Aim: Your task is to retype each line of the data below exactly.
* BEGIN Input material *
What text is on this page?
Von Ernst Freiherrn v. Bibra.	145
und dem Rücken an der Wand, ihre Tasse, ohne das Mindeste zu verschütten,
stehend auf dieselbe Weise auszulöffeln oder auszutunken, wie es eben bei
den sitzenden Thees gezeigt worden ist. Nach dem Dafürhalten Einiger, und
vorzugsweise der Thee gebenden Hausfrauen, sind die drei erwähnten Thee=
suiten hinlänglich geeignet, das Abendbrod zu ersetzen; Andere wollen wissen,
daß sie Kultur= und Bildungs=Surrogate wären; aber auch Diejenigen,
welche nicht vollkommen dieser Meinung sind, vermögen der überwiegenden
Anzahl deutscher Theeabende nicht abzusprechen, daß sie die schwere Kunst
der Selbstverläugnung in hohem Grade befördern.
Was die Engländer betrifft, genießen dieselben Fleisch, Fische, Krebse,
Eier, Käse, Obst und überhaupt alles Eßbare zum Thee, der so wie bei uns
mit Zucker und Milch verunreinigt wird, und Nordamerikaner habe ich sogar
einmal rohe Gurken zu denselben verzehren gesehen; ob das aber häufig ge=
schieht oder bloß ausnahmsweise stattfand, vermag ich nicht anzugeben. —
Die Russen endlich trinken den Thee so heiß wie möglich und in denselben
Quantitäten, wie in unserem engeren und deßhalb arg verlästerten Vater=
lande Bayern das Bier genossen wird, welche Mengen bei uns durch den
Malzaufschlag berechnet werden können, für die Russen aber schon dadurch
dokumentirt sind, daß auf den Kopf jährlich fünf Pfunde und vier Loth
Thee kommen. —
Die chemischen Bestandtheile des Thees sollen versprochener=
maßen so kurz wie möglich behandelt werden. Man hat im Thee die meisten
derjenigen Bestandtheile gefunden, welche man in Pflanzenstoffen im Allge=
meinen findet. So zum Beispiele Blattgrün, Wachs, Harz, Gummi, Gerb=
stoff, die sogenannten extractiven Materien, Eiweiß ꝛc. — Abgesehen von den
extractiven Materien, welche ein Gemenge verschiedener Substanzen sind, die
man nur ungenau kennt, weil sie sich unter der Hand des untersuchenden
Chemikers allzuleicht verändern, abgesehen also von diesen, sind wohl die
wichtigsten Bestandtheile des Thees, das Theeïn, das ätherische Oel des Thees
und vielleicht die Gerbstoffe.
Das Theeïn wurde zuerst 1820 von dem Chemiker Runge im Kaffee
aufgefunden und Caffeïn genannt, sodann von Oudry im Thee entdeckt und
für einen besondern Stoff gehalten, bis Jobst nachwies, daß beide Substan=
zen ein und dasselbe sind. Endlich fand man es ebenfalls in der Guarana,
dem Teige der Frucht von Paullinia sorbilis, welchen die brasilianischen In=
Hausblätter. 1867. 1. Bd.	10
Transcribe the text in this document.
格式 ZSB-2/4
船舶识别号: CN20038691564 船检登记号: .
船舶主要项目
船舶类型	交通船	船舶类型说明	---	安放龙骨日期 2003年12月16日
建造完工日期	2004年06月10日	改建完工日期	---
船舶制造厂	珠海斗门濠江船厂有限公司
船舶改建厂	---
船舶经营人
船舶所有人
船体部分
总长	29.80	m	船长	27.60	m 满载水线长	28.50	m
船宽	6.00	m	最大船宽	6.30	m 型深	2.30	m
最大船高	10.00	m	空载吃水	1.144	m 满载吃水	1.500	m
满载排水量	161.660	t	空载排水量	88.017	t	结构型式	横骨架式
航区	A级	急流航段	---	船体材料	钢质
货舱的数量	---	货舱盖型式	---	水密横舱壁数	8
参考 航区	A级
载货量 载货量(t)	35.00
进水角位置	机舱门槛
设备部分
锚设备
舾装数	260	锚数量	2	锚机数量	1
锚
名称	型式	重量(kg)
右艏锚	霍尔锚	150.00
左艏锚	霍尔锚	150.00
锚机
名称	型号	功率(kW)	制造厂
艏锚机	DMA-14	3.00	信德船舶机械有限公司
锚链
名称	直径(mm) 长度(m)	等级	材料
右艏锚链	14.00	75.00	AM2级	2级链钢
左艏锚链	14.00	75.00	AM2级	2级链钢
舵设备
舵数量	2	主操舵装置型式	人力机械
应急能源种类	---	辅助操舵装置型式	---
* END Input material *
Completed exercise:
What text is on this page?
Von Ernst Freiherrn v. Bibra.	145
und dem Rücken an der Wand, ihre Tasse, ohne das Mindeste zu verschütten,
stehend auf dieselbe Weise auszulöffeln oder auszutunken, wie es eben bei
den sitzenden Thees gezeigt worden ist. Nach dem Dafürhalten Einiger, und
vorzugsweise der Thee gebenden Hausfrauen, sind die drei erwähnten Thee=
suiten hinlänglich geeignet, das Abendbrod zu ersetzen; Andere wollen wissen,
daß sie Kultur= und Bildungs=Surrogate wären; aber auch Diejenigen,
welche nicht vollkommen dieser Meinung sind, vermögen der überwiegenden
Anzahl deutscher Theeabende nicht abzusprechen, daß sie die schwere Kunst
der Selbstverläugnung in hohem Grade befördern.
Was die Engländer betrifft, genießen dieselben Fleisch, Fische, Krebse,
Eier, Käse, Obst und überhaupt alles Eßbare zum Thee, der so wie bei uns
mit Zucker und Milch verunreinigt wird, und Nordamerikaner habe ich sogar
einmal rohe Gurken zu denselben verzehren gesehen; ob das aber häufig ge=
schieht oder bloß ausnahmsweise stattfand, vermag ich nicht anzugeben. —
Die Russen endlich trinken den Thee so heiß wie möglich und in denselben
Quantitäten, wie in unserem engeren und deßhalb arg verlästerten Vater=
lande Bayern das Bier genossen wird, welche Mengen bei uns durch den
Malzaufschlag berechnet werden können, für die Russen aber schon dadurch
dokumentirt sind, daß auf den Kopf jährlich fünf Pfunde und vier Loth
Thee kommen. —
Die chemischen Bestandtheile des Thees sollen versprochener=
maßen so kurz wie möglich behandelt werden. Man hat im Thee die meisten
derjenigen Bestandtheile gefunden, welche man in Pflanzenstoffen im Allge=
meinen findet. So zum Beispiele Blattgrün, Wachs, Harz, Gummi, Gerb=
stoff, die sogenannten extractiven Materien, Eiweiß ꝛc. — Abgesehen von den
extractiven Materien, welche ein Gemenge verschiedener Substanzen sind, die
man nur ungenau kennt, weil sie sich unter der Hand des untersuchenden
Chemikers allzuleicht verändern, abgesehen also von diesen, sind wohl die
wichtigsten Bestandtheile des Thees, das Theeïn, das ätherische Oel des Thees
und vielleicht die Gerbstoffe.
Das Theeïn wurde zuerst 1820 von dem Chemiker Runge im Kaffee
aufgefunden und Caffeïn genannt, sodann von Oudry im Thee entdeckt und
für einen besondern Stoff gehalten, bis Jobst nachwies, daß beide Substan=
zen ein und dasselbe sind. Endlich fand man es ebenfalls in der Guarana,
dem Teige der Frucht von Paullinia sorbilis, welchen die brasilianischen In=
Hausblätter. 1867. 1. Bd.	10
Transcribe the text in this document.
格式 ZSB-2/4
船舶识别号: CN20038691564 船检登记号: .
船舶主要项目
船舶类型	交通船	船舶类型说明	---	安放龙骨日期 2003年12月16日
建造完工日期	2004年06月10日	改建完工日期	---
船舶制造厂	珠海斗门濠江船厂有限公司
船舶改建厂	---
船舶经营人
船舶所有人
船体部分
总长	29.80	m	船长	27.60	m 满载水线长	28.50	m
船宽	6.00	m	最大船宽	6.30	m 型深	2.30	m
最大船高	10.00	m	空载吃水	1.144	m 满载吃水	1.500	m
满载排水量	161.660	t	空载排水量	88.017	t	结构型式	横骨架式
航区	A级	急流航段	---	船体材料	钢质
货舱的数量	---	货舱盖型式	---	水密横舱壁数	8
参考 航区	A级
载货量 载货量(t)	35.00
进水角位置	机舱门槛
设备部分
锚设备
舾装数	260	锚数量	2	锚机数量	1
锚
名称	型式	重量(kg)
右艏锚	霍尔锚	150.00
左艏锚	霍尔锚	150.00
锚机
名称	型号	功率(kW)	制造厂
艏锚机	DMA-14	3.00	信德船舶机械有限公司
锚链
名称	直径(mm) 长度(m)	等级	材料
右艏锚链	14.00	75.00	AM2级	2级链钢
左艏锚链	14.00	75.00	AM2级	2级链钢
舵设备
舵数量	2	主操舵装置型式	人力机械
应急能源种类	---	辅助操舵装置型式	---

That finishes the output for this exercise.